■ DATA PROVIDED ■

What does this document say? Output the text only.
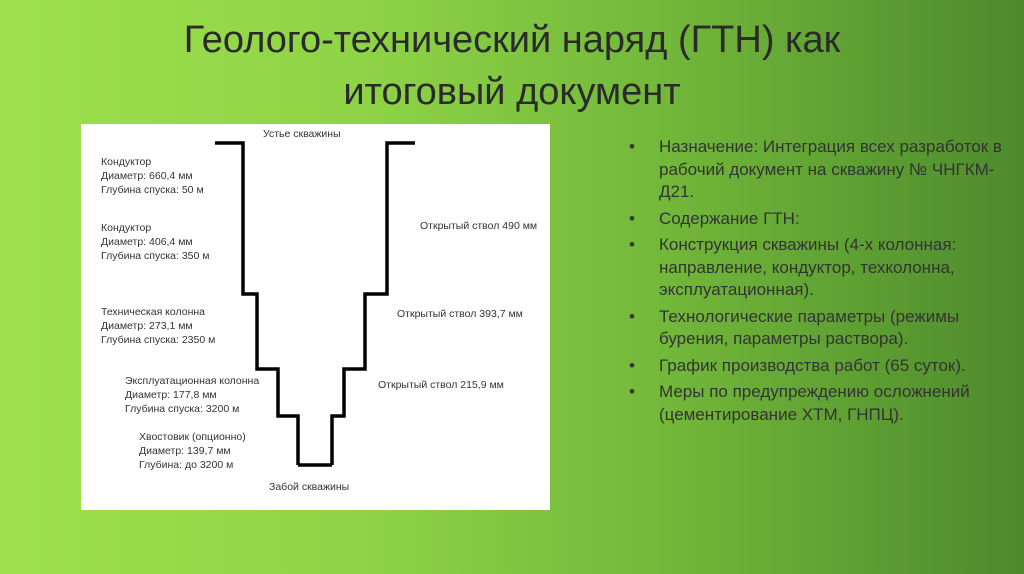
Геолого-технический наряд (ГТН) как
итоговый документ
Устье скважины
Забой скважины
Кондуктор
Диаметр: 660,4 мм
Глубина спуска: 50 м
Кондуктор
Диаметр: 406,4 мм
Глубина спуска: 350 м
Техническая колонна
Диаметр: 273,1 мм
Глубина спуска: 2350 м
Эксплуатационная колонна
Диаметр: 177,8 мм
Глубина спуска: 3200 м
Хвостовик (опционно)
Диаметр: 139,7 мм
Глубина: до 3200 м
Открытый ствол 490 мм
Открытый ствол 393,7 мм
Открытый ствол 215,9 мм
• Назначение: Интеграция всех разработок в рабочий документ на скважину № ЧНГКМ-Д21.
• Содержание ГТН:
• Конструкция скважины (4-х колонная: направление, кондуктор, техколонна, эксплуатационная).
• Технологические параметры (режимы бурения, параметры раствора).
• График производства работ (65 суток).
• Меры по предупреждению осложнений (цементирование ХТМ, ГНПЦ).
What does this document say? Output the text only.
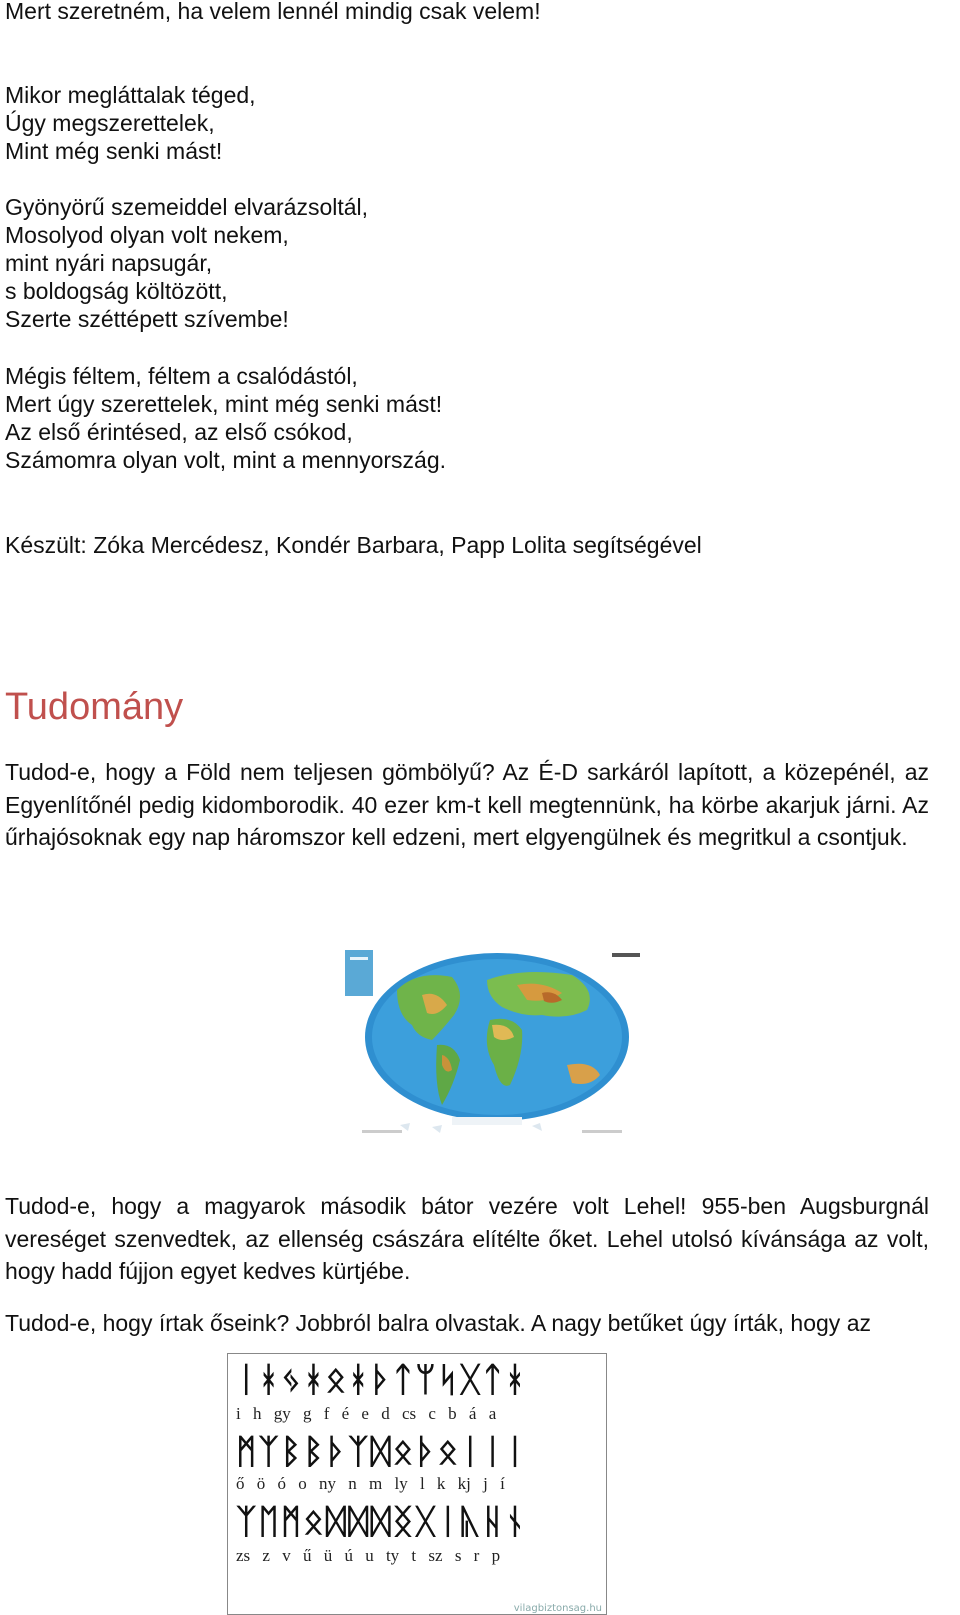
Mert szeretném, ha velem lennél mindig csak velem!
Mikor megláttalak téged,
Úgy megszerettelek,
Mint még senki mást!
Gyönyörű szemeiddel elvarázsoltál,
Mosolyod olyan volt nekem,
mint nyári napsugár,
s boldogság költözött,
Szerte széttépett szívembe!
Mégis féltem, féltem a csalódástól,
Mert úgy szerettelek, mint még senki mást!
Az első érintésed, az első csókod,
Számomra olyan volt, mint a mennyország.
Készült: Zóka Mercédesz, Kondér Barbara, Papp Lolita segítségével
Tudomány
Tudod-e, hogy a Föld nem teljesen gömbölyű? Az É-D sarkáról lapított, a közepénél, az Egyenlítőnél pedig kidomborodik. 40 ezer km-t kell megtennünk, ha körbe akarjuk járni. Az űrhajósoknak egy nap háromszor kell edzeni, mert elgyengülnek és megritkul a csontjuk.
Tudod-e, hogy a magyarok második bátor vezére volt Lehel! 955-ben Augsburgnál vereséget szenvedtek, az ellenség császára elítélte őket. Lehel utolsó kívánsága az volt, hogy hadd fújjon egyet kedves kürtjébe.
Tudod-e, hogy írtak őseink? Jobbról balra olvastak. A nagy betűket úgy írták, hogy az
ᛁᚼᛃᚼᛟᚼᚦᛏᛘᛋᚷᛏᚼ
i h gy g f é e d cs c b á a
ᛗᛉᛒᛒᚦᛉᛞᛟᚦᛟᛁᛁᛁ
ő ö ó o ny n m ly l k kj j í
ᛉᛖᛗᛟᛞᛞᛞᛝᚷᛁᚣᚺᚾ
zs z v ű ü ú u ty t sz s r p
vilagbiztonsag.hu
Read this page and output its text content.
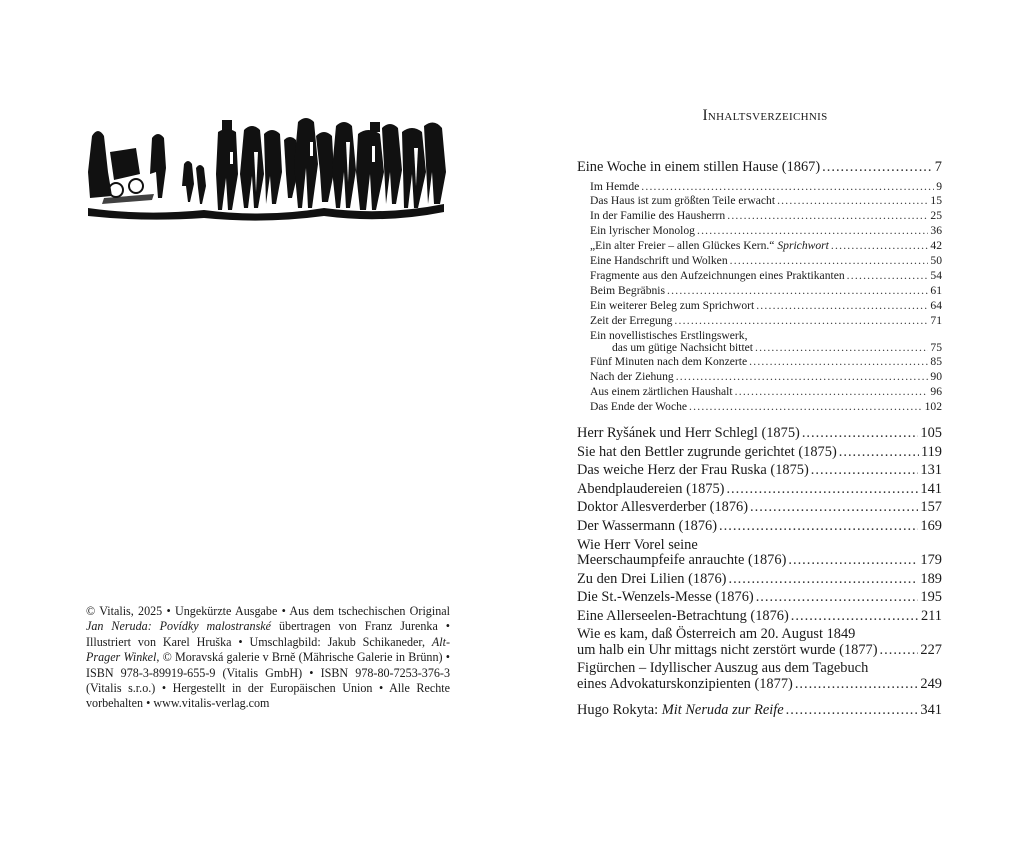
© Vitalis, 2025 • Ungekürzte Ausgabe • Aus dem tschechischen Original Jan Neruda: Povídky malostranské übertragen von Franz Jurenka • Illustriert von Karel Hruška • Umschlagbild: Jakub Schikaneder, Alt-Prager Winkel, © Moravská galerie v Brně (Mährische Galerie in Brünn) • ISBN 978-3-89919-655-9 (Vitalis GmbH) • ISBN 978-80-7253-376-3 (Vitalis s.r.o.) • Hergestellt in der Europäischen Union • Alle Rechte vorbehalten • www.vitalis-verlag.com
Inhaltsverzeichnis
Eine Woche in einem stillen Hause (1867) .....	7
Im Hemde .....	9
Das Haus ist zum größten Teile erwacht .....	15
In der Familie des Hausherrn .....	25
Ein lyrischer Monolog .....	36
„Ein alter Freier – allen Glückes Kern.“ Sprichwort .....	42
Eine Handschrift und Wolken .....	50
Fragmente aus den Aufzeichnungen eines Praktikanten .....	54
Beim Begräbnis .....	61
Ein weiterer Beleg zum Sprichwort .....	64
Zeit der Erregung .....	71
Ein novellistisches Erstlingswerk,
das um gütige Nachsicht bittet .....	75
Fünf Minuten nach dem Konzerte .....	85
Nach der Ziehung .....	90
Aus einem zärtlichen Haushalt .....	96
Das Ende der Woche .....	102
Herr Ryšánek und Herr Schlegl (1875) .....	105
Sie hat den Bettler zugrunde gerichtet (1875) .....	119
Das weiche Herz der Frau Ruska (1875) .....	131
Abendplaudereien (1875) .....	141
Doktor Allesverderber (1876) .....	157
Der Wassermann (1876) .....	169
Wie Herr Vorel seine
Meerschaumpfeife anrauchte (1876) .....	179
Zu den Drei Lilien (1876) .....	189
Die St.-Wenzels-Messe (1876) .....	195
Eine Allerseelen-Betrachtung (1876) .....	211
Wie es kam, daß Österreich am 20. August 1849
um halb ein Uhr mittags nicht zerstört wurde (1877) .....	227
Figürchen – Idyllischer Auszug aus dem Tagebuch
eines Advokaturskonzipienten (1877) .....	249
Hugo Rokyta: Mit Neruda zur Reife .....	341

■ TASK DESCRIPTION ■
Reproduce the records above exactly, leaving out every picture they contain.

■ EXPECTED ANSWER ■
What does this document say? Output the text only.
Геолого-технический наряд (ГТН) как
итоговый документ
Устье скважины
Забой скважины
Кондуктор
Диаметр: 660,4 мм
Глубина спуска: 50 м
Кондуктор
Диаметр: 406,4 мм
Глубина спуска: 350 м
Техническая колонна
Диаметр: 273,1 мм
Глубина спуска: 2350 м
Эксплуатационная колонна
Диаметр: 177,8 мм
Глубина спуска: 3200 м
Хвостовик (опционно)
Диаметр: 139,7 мм
Глубина: до 3200 м
Открытый ствол 490 мм
Открытый ствол 393,7 мм
Открытый ствол 215,9 мм
• Назначение: Интеграция всех разработок в рабочий документ на скважину № ЧНГКМ-Д21.
• Содержание ГТН:
• Конструкция скважины (4-х колонная: направление, кондуктор, техколонна, эксплуатационная).
• Технологические параметры (режимы бурения, параметры раствора).
• График производства работ (65 суток).
• Меры по предупреждению осложнений (цементирование ХТМ, ГНПЦ).
What does this document say? Output the text only.
Mert szeretném, ha velem lennél mindig csak velem!
Mikor megláttalak téged,
Úgy megszerettelek,
Mint még senki mást!
Gyönyörű szemeiddel elvarázsoltál,
Mosolyod olyan volt nekem,
mint nyári napsugár,
s boldogság költözött,
Szerte széttépett szívembe!
Mégis féltem, féltem a csalódástól,
Mert úgy szerettelek, mint még senki mást!
Az első érintésed, az első csókod,
Számomra olyan volt, mint a mennyország.
Készült: Zóka Mercédesz, Kondér Barbara, Papp Lolita segítségével
Tudomány
Tudod-e, hogy a Föld nem teljesen gömbölyű? Az É-D sarkáról lapított, a közepénél, az Egyenlítőnél pedig kidomborodik. 40 ezer km-t kell megtennünk, ha körbe akarjuk járni. Az űrhajósoknak egy nap háromszor kell edzeni, mert elgyengülnek és megritkul a csontjuk.
Tudod-e, hogy a magyarok második bátor vezére volt Lehel! 955-ben Augsburgnál vereséget szenvedtek, az ellenség császára elítélte őket. Lehel utolsó kívánsága az volt, hogy hadd fújjon egyet kedves kürtjébe.
Tudod-e, hogy írtak őseink? Jobbról balra olvastak. A nagy betűket úgy írták, hogy az
ᛁᚼᛃᚼᛟᚼᚦᛏᛘᛋᚷᛏᚼ
i h gy g f é e d cs c b á a
ᛗᛉᛒᛒᚦᛉᛞᛟᚦᛟᛁᛁᛁ
ő ö ó o ny n m ly l k kj j í
ᛉᛖᛗᛟᛞᛞᛞᛝᚷᛁᚣᚺᚾ
zs z v ű ü ú u ty t sz s r p
vilagbiztonsag.hu
Read this page and output its text content.
© Vitalis, 2025 • Ungekürzte Ausgabe • Aus dem tschechischen Original Jan Neruda: Povídky malostranské übertragen von Franz Jurenka • Illustriert von Karel Hruška • Umschlagbild: Jakub Schikaneder, Alt-Prager Winkel, © Moravská galerie v Brně (Mährische Galerie in Brünn) • ISBN 978-3-89919-655-9 (Vitalis GmbH) • ISBN 978-80-7253-376-3 (Vitalis s.r.o.) • Hergestellt in der Europäischen Union • Alle Rechte vorbehalten • www.vitalis-verlag.com
Inhaltsverzeichnis
Eine Woche in einem stillen Hause (1867) .....	7
Im Hemde .....	9
Das Haus ist zum größten Teile erwacht .....	15
In der Familie des Hausherrn .....	25
Ein lyrischer Monolog .....	36
„Ein alter Freier – allen Glückes Kern.“ Sprichwort .....	42
Eine Handschrift und Wolken .....	50
Fragmente aus den Aufzeichnungen eines Praktikanten .....	54
Beim Begräbnis .....	61
Ein weiterer Beleg zum Sprichwort .....	64
Zeit der Erregung .....	71
Ein novellistisches Erstlingswerk,
das um gütige Nachsicht bittet .....	75
Fünf Minuten nach dem Konzerte .....	85
Nach der Ziehung .....	90
Aus einem zärtlichen Haushalt .....	96
Das Ende der Woche .....	102
Herr Ryšánek und Herr Schlegl (1875) .....	105
Sie hat den Bettler zugrunde gerichtet (1875) .....	119
Das weiche Herz der Frau Ruska (1875) .....	131
Abendplaudereien (1875) .....	141
Doktor Allesverderber (1876) .....	157
Der Wassermann (1876) .....	169
Wie Herr Vorel seine
Meerschaumpfeife anrauchte (1876) .....	179
Zu den Drei Lilien (1876) .....	189
Die St.-Wenzels-Messe (1876) .....	195
Eine Allerseelen-Betrachtung (1876) .....	211
Wie es kam, daß Österreich am 20. August 1849
um halb ein Uhr mittags nicht zerstört wurde (1877) .....	227
Figürchen – Idyllischer Auszug aus dem Tagebuch
eines Advokaturskonzipienten (1877) .....	249
Hugo Rokyta: Mit Neruda zur Reife .....	341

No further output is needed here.